(Collection entries)
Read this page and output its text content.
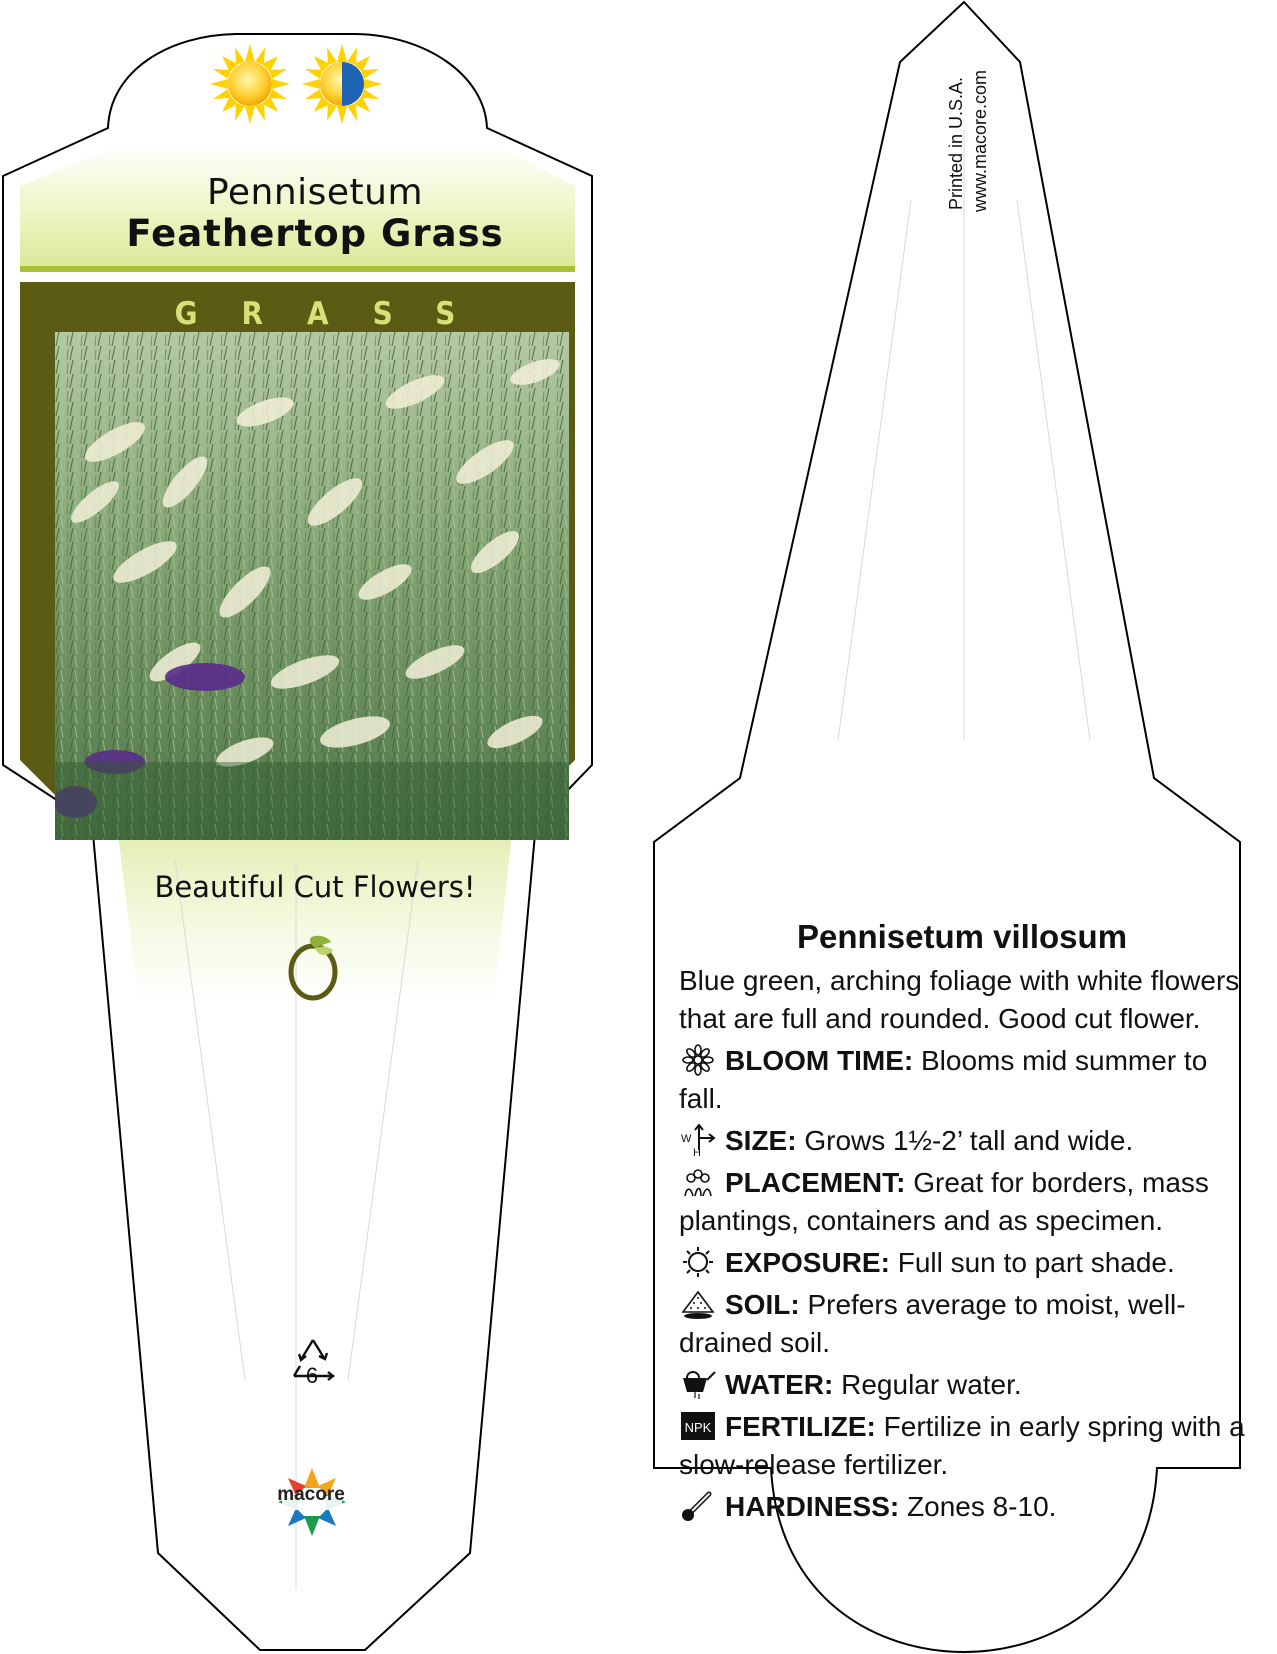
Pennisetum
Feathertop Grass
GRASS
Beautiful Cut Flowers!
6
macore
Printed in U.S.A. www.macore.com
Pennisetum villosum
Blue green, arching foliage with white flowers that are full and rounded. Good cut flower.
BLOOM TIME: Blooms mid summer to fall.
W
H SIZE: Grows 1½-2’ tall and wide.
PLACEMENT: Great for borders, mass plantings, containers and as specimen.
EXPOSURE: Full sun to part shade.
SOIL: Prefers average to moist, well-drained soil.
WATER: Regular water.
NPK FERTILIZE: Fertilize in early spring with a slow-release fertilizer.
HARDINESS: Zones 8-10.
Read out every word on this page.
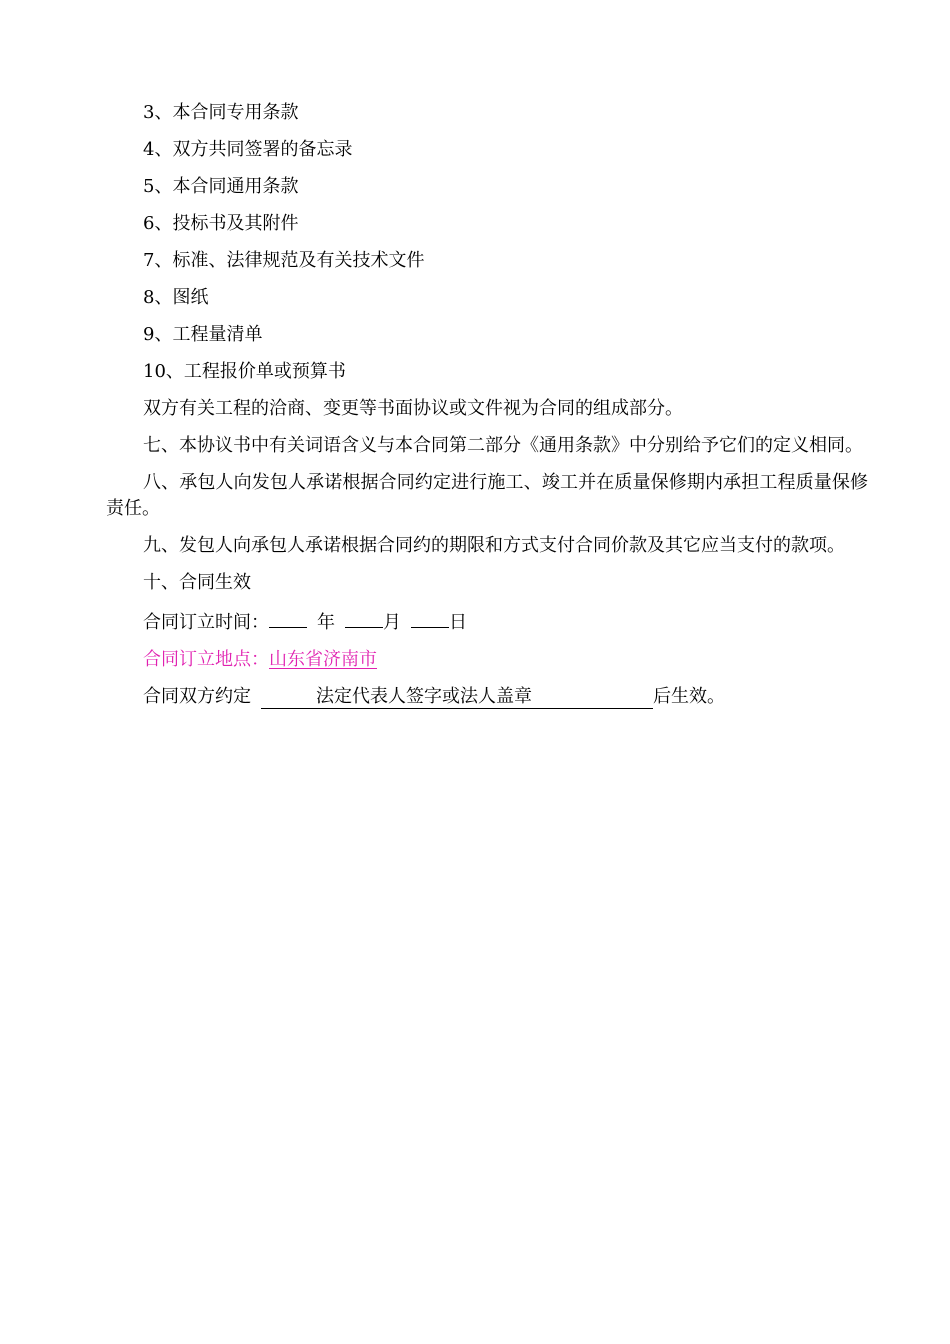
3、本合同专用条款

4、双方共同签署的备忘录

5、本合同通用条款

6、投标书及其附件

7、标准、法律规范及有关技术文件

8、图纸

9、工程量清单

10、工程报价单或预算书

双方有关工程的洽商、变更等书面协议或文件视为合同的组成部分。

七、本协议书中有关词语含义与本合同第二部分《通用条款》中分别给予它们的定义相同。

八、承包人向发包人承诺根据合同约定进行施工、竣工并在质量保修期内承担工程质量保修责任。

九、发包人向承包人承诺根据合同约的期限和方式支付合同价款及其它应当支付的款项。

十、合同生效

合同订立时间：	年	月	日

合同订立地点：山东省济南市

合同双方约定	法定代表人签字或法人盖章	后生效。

YOUR GOAL:
State how many lines above include the word "macore", and nothing more.

ANSWER TO THE TASK:
2